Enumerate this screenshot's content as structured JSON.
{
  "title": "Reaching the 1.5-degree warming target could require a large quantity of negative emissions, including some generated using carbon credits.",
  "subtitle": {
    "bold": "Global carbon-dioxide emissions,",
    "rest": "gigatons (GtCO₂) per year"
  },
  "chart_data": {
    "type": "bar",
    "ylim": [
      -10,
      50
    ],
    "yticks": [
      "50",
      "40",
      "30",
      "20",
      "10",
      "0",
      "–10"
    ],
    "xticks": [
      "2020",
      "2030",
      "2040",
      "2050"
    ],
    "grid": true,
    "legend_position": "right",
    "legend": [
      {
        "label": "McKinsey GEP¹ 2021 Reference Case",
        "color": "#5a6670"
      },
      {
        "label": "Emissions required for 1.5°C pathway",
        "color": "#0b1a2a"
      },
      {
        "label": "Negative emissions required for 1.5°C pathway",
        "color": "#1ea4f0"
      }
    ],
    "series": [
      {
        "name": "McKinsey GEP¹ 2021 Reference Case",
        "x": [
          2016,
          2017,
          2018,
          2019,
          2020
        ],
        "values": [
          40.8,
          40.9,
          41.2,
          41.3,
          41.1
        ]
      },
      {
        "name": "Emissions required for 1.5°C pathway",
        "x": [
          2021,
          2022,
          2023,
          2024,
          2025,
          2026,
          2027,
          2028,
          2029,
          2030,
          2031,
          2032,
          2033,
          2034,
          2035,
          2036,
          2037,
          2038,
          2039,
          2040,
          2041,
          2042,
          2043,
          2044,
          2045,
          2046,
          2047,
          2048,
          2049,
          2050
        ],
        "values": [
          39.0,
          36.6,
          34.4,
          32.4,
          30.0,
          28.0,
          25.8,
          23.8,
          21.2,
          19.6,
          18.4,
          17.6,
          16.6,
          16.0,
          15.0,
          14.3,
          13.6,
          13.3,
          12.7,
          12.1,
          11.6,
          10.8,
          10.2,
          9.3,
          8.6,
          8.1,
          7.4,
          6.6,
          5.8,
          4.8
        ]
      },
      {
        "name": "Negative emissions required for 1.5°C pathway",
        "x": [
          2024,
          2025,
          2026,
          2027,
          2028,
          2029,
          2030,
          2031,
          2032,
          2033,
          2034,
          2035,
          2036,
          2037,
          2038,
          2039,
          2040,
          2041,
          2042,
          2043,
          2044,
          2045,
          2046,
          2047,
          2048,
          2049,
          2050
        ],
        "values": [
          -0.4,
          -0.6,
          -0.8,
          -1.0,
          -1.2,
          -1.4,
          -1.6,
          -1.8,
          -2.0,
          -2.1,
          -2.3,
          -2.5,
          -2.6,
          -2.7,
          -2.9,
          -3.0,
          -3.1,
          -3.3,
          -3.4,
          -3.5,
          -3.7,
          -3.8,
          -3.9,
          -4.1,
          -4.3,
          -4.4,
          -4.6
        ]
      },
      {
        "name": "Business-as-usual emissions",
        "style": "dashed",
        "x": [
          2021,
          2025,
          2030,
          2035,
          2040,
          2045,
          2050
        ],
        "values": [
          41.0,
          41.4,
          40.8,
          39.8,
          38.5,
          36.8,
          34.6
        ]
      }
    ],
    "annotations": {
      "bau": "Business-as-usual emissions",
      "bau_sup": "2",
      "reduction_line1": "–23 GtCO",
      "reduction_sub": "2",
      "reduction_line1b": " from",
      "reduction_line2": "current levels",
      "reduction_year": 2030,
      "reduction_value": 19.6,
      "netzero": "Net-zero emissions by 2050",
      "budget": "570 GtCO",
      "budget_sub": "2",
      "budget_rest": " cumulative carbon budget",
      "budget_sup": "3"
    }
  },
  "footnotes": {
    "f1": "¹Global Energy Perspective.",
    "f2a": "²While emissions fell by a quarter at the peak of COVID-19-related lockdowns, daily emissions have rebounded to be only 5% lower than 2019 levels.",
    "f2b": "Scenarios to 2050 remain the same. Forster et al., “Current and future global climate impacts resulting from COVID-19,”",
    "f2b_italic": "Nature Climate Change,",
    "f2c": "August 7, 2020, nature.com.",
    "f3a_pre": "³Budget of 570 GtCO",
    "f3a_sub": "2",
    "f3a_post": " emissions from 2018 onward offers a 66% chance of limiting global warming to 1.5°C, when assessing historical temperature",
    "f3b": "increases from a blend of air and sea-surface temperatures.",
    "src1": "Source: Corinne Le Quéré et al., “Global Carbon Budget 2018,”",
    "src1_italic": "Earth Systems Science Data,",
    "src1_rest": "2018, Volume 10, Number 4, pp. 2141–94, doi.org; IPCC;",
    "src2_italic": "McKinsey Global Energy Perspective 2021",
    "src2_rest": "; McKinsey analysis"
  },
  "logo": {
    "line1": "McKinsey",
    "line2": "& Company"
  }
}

---*---

_WHAT THE EXERCISE ASKS_
Using the material above, print every entry exactly as written.

_EXPECTED ANSWER_
Enumerate this screenshot's content as structured JSON.
{
  "title": "Reaching the 1.5-degree warming target could require a large quantity of negative emissions, including some generated using carbon credits.",
  "subtitle": {
    "bold": "Global carbon-dioxide emissions,",
    "rest": "gigatons (GtCO₂) per year"
  },
  "chart_data": {
    "type": "bar",
    "ylim": [
      -10,
      50
    ],
    "yticks": [
      "50",
      "40",
      "30",
      "20",
      "10",
      "0",
      "–10"
    ],
    "xticks": [
      "2020",
      "2030",
      "2040",
      "2050"
    ],
    "grid": true,
    "legend_position": "right",
    "legend": [
      {
        "label": "McKinsey GEP¹ 2021 Reference Case",
        "color": "#5a6670"
      },
      {
        "label": "Emissions required for 1.5°C pathway",
        "color": "#0b1a2a"
      },
      {
        "label": "Negative emissions required for 1.5°C pathway",
        "color": "#1ea4f0"
      }
    ],
    "series": [
      {
        "name": "McKinsey GEP¹ 2021 Reference Case",
        "x": [
          2016,
          2017,
          2018,
          2019,
          2020
        ],
        "values": [
          40.8,
          40.9,
          41.2,
          41.3,
          41.1
        ]
      },
      {
        "name": "Emissions required for 1.5°C pathway",
        "x": [
          2021,
          2022,
          2023,
          2024,
          2025,
          2026,
          2027,
          2028,
          2029,
          2030,
          2031,
          2032,
          2033,
          2034,
          2035,
          2036,
          2037,
          2038,
          2039,
          2040,
          2041,
          2042,
          2043,
          2044,
          2045,
          2046,
          2047,
          2048,
          2049,
          2050
        ],
        "values": [
          39.0,
          36.6,
          34.4,
          32.4,
          30.0,
          28.0,
          25.8,
          23.8,
          21.2,
          19.6,
          18.4,
          17.6,
          16.6,
          16.0,
          15.0,
          14.3,
          13.6,
          13.3,
          12.7,
          12.1,
          11.6,
          10.8,
          10.2,
          9.3,
          8.6,
          8.1,
          7.4,
          6.6,
          5.8,
          4.8
        ]
      },
      {
        "name": "Negative emissions required for 1.5°C pathway",
        "x": [
          2024,
          2025,
          2026,
          2027,
          2028,
          2029,
          2030,
          2031,
          2032,
          2033,
          2034,
          2035,
          2036,
          2037,
          2038,
          2039,
          2040,
          2041,
          2042,
          2043,
          2044,
          2045,
          2046,
          2047,
          2048,
          2049,
          2050
        ],
        "values": [
          -0.4,
          -0.6,
          -0.8,
          -1.0,
          -1.2,
          -1.4,
          -1.6,
          -1.8,
          -2.0,
          -2.1,
          -2.3,
          -2.5,
          -2.6,
          -2.7,
          -2.9,
          -3.0,
          -3.1,
          -3.3,
          -3.4,
          -3.5,
          -3.7,
          -3.8,
          -3.9,
          -4.1,
          -4.3,
          -4.4,
          -4.6
        ]
      },
      {
        "name": "Business-as-usual emissions",
        "style": "dashed",
        "x": [
          2021,
          2025,
          2030,
          2035,
          2040,
          2045,
          2050
        ],
        "values": [
          41.0,
          41.4,
          40.8,
          39.8,
          38.5,
          36.8,
          34.6
        ]
      }
    ],
    "annotations": {
      "bau": "Business-as-usual emissions",
      "bau_sup": "2",
      "reduction_line1": "–23 GtCO",
      "reduction_sub": "2",
      "reduction_line1b": " from",
      "reduction_line2": "current levels",
      "reduction_year": 2030,
      "reduction_value": 19.6,
      "netzero": "Net-zero emissions by 2050",
      "budget": "570 GtCO",
      "budget_sub": "2",
      "budget_rest": " cumulative carbon budget",
      "budget_sup": "3"
    }
  },
  "footnotes": {
    "f1": "¹Global Energy Perspective.",
    "f2a": "²While emissions fell by a quarter at the peak of COVID-19-related lockdowns, daily emissions have rebounded to be only 5% lower than 2019 levels.",
    "f2b": "Scenarios to 2050 remain the same. Forster et al., “Current and future global climate impacts resulting from COVID-19,”",
    "f2b_italic": "Nature Climate Change,",
    "f2c": "August 7, 2020, nature.com.",
    "f3a_pre": "³Budget of 570 GtCO",
    "f3a_sub": "2",
    "f3a_post": " emissions from 2018 onward offers a 66% chance of limiting global warming to 1.5°C, when assessing historical temperature",
    "f3b": "increases from a blend of air and sea-surface temperatures.",
    "src1": "Source: Corinne Le Quéré et al., “Global Carbon Budget 2018,”",
    "src1_italic": "Earth Systems Science Data,",
    "src1_rest": "2018, Volume 10, Number 4, pp. 2141–94, doi.org; IPCC;",
    "src2_italic": "McKinsey Global Energy Perspective 2021",
    "src2_rest": "; McKinsey analysis"
  },
  "logo": {
    "line1": "McKinsey",
    "line2": "& Company"
  }
}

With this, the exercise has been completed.